A (Not-So-Rare) Role Reversal

In chapters 3 & 4, Foner discusses two subsectors of the American working class that are seldom considered by the very patrons they serve: immigrant workers and female employees. Ironically, throughout American history both immigrants and women have been crucial to the survival of the US economy. Originally, immigrants were underpaid for taking on lowly tasks that the average American-born worker would refuse to do. These jobs included harsh conditions, conniving supervisors and very little room for promotions or growth. Although many immigrant works were treated as disposable entities, this was due to the fact that so many immigrants were available and desperate for work; had these immigrants not been present to support the lower tiers of the US workforce, the stagnancy they suffered would have been passed onto the native American youth as they were forced to fill these jobs rather than peruse education and more appealing careers. Women also played a similar role in completing the necessary, but unappealing or unflattering tasks, (for example, dress making in a hot, crowded factory for hours without breaks) and even continued on to fill the jobs left behind by soldiers once the US men and boys were shipped off to war.

Today, although both female and immigrant employees are still stereotyped and discriminated against, and increasing emphasis on the importance of these special interest groups is becoming more and more apparent. Many affirmative action scholarships and employment-assistance programs favor female and/or international students, to such a point that many Americans complain about feeling disadvantaged and unable to compete. In the event of a recession, when Americans are more desperate that ever to find work, more and more jobs are outsourced to foreign employees who offer a wider range of/better quality skills, often for a competitively lower price. The very groups that were originally shoved to the bottom of the employment pool are finally beginning to float.

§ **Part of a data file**
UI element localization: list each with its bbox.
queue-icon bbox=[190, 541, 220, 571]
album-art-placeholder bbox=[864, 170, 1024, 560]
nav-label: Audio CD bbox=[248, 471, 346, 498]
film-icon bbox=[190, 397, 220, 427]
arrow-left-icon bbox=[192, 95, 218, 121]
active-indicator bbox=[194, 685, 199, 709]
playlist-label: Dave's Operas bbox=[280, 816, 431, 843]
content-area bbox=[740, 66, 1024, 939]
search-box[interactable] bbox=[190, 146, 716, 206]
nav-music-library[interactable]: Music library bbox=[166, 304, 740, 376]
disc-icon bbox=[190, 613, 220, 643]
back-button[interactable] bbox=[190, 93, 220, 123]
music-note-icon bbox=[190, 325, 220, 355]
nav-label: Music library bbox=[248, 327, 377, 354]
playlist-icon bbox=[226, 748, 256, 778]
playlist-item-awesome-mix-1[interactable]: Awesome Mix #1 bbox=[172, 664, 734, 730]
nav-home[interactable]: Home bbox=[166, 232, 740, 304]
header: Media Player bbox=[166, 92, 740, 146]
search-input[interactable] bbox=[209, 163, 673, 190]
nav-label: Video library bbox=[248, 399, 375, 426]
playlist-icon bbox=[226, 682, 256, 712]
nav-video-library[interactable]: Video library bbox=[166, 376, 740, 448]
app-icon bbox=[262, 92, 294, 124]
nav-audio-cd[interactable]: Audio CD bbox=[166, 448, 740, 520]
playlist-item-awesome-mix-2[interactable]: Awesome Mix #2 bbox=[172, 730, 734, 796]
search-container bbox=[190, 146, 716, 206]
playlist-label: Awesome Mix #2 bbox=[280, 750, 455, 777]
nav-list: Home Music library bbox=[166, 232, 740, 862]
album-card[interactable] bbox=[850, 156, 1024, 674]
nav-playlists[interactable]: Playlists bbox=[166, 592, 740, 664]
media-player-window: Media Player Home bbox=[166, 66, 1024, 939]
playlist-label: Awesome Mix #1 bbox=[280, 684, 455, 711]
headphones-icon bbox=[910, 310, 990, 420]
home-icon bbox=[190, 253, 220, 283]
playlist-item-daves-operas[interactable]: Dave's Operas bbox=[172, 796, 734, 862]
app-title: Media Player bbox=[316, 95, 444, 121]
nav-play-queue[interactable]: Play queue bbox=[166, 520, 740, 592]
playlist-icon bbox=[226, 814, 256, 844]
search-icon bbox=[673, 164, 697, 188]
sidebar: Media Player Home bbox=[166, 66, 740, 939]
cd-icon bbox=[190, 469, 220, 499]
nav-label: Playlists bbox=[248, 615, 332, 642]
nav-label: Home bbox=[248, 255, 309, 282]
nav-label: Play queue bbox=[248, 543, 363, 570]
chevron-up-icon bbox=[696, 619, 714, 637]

§ **Prompt 1**
Using the passage about immigrant and female workers, decide whether each statement agrees with it: (a) Women took over jobs left behind by soldiers sent to war. (b) Immigrants were paid well for the lowly tasks they took on. (c) During a recession, fewer jobs are outsourced to foreign employees. For each one, answer yes or no and quote the words from the passage that settle it.
§ **Prompt 2**
Copy the text of the passage about immigrant and female workers between "Today, although both" and "beginning to float.", inclusive.

§ **Expected answer 1**
(a) Yes: "even continued on to fill the jobs left behind by soldiers once the US men and boys were shipped off to war"
(b) No: "immigrants were underpaid for taking on lowly tasks that the average American-born worker would refuse to do"
(c) No: "more and more jobs are outsourced to foreign employees"

§ **Expected answer 2**
Today, although both female and immigrant employees are still stereotyped and discriminated against, and increasing emphasis on the importance of these special interest groups is becoming more and more apparent. Many affirmative action scholarships and employment-assistance programs favor female and/or international students, to such a point that many Americans complain about feeling disadvantaged and unable to compete. In the event of a recession, when Americans are more desperate that ever to find work, more and more jobs are outsourced to foreign employees who offer a wider range of/better quality skills, often for a competitively lower price. The very groups that were originally shoved to the bottom of the employment pool are finally beginning to float.